▶ [Requirement]:
Your task is to reproduce exactly the lines from the line with "Output the text content of this document." through the end of the records below.

==============================

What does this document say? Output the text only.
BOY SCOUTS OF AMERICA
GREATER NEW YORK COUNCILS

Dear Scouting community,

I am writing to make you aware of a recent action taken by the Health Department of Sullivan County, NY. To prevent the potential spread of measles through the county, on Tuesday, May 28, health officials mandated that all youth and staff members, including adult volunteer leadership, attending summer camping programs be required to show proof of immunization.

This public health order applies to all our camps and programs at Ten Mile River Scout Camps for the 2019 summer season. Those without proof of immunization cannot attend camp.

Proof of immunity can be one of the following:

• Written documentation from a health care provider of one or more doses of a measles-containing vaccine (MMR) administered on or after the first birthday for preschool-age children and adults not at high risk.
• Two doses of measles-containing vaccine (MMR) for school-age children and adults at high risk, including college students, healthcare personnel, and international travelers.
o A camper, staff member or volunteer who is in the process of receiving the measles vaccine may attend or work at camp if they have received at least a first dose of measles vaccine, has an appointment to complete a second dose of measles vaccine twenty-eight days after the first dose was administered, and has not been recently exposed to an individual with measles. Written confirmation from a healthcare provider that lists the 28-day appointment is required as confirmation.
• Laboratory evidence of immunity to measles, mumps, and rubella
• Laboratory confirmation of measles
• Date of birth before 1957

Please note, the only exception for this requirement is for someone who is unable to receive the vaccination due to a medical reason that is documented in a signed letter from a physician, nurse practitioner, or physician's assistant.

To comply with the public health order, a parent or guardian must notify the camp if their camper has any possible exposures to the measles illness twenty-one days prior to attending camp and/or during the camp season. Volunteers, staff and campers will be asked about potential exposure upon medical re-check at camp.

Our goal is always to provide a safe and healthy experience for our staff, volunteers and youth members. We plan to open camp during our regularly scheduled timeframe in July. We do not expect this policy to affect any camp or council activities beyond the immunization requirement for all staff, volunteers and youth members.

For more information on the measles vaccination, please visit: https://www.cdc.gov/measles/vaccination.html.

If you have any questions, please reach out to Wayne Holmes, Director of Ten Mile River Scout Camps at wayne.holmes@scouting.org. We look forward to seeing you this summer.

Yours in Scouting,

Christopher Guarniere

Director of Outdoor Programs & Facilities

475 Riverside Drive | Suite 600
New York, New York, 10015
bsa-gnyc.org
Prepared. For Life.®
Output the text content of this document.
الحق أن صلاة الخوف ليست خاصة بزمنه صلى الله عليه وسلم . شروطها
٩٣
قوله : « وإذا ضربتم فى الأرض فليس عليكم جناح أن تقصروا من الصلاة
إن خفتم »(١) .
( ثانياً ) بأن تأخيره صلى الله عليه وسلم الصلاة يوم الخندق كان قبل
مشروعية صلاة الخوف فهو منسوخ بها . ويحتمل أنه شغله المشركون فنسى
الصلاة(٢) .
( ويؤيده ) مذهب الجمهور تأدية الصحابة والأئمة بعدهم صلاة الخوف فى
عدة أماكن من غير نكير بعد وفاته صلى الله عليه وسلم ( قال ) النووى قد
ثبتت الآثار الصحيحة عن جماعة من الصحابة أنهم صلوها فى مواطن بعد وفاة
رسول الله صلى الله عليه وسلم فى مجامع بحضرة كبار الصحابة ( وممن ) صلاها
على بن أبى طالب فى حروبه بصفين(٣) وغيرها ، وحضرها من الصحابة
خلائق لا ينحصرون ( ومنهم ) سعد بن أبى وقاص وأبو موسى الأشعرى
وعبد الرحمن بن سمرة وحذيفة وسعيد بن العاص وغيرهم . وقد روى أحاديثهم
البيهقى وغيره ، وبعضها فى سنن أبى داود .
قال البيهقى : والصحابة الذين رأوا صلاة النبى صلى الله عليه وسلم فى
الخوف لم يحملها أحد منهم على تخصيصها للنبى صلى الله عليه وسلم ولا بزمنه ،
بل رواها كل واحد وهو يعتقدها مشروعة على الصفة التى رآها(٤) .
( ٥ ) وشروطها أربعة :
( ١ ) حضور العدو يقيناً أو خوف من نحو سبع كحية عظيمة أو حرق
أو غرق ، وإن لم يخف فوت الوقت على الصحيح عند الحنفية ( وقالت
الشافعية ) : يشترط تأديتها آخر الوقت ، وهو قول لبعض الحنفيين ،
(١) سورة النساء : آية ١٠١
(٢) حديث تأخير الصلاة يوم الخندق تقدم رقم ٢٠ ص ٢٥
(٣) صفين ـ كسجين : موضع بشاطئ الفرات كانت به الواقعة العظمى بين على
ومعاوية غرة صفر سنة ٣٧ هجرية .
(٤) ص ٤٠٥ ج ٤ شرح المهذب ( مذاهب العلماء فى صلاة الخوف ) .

==============================

▶ [Exercise response]:
Output the text content of this document.
الحق أن صلاة الخوف ليست خاصة بزمنه صلى الله عليه وسلم . شروطها
٩٣
قوله : « وإذا ضربتم فى الأرض فليس عليكم جناح أن تقصروا من الصلاة
إن خفتم »(١) .
( ثانياً ) بأن تأخيره صلى الله عليه وسلم الصلاة يوم الخندق كان قبل
مشروعية صلاة الخوف فهو منسوخ بها . ويحتمل أنه شغله المشركون فنسى
الصلاة(٢) .
( ويؤيده ) مذهب الجمهور تأدية الصحابة والأئمة بعدهم صلاة الخوف فى
عدة أماكن من غير نكير بعد وفاته صلى الله عليه وسلم ( قال ) النووى قد
ثبتت الآثار الصحيحة عن جماعة من الصحابة أنهم صلوها فى مواطن بعد وفاة
رسول الله صلى الله عليه وسلم فى مجامع بحضرة كبار الصحابة ( وممن ) صلاها
على بن أبى طالب فى حروبه بصفين(٣) وغيرها ، وحضرها من الصحابة
خلائق لا ينحصرون ( ومنهم ) سعد بن أبى وقاص وأبو موسى الأشعرى
وعبد الرحمن بن سمرة وحذيفة وسعيد بن العاص وغيرهم . وقد روى أحاديثهم
البيهقى وغيره ، وبعضها فى سنن أبى داود .
قال البيهقى : والصحابة الذين رأوا صلاة النبى صلى الله عليه وسلم فى
الخوف لم يحملها أحد منهم على تخصيصها للنبى صلى الله عليه وسلم ولا بزمنه ،
بل رواها كل واحد وهو يعتقدها مشروعة على الصفة التى رآها(٤) .
( ٥ ) وشروطها أربعة :
( ١ ) حضور العدو يقيناً أو خوف من نحو سبع كحية عظيمة أو حرق
أو غرق ، وإن لم يخف فوت الوقت على الصحيح عند الحنفية ( وقالت
الشافعية ) : يشترط تأديتها آخر الوقت ، وهو قول لبعض الحنفيين ،
(١) سورة النساء : آية ١٠١
(٢) حديث تأخير الصلاة يوم الخندق تقدم رقم ٢٠ ص ٢٥
(٣) صفين ـ كسجين : موضع بشاطئ الفرات كانت به الواقعة العظمى بين على
ومعاوية غرة صفر سنة ٣٧ هجرية .
(٤) ص ٤٠٥ ج ٤ شرح المهذب ( مذاهب العلماء فى صلاة الخوف ) .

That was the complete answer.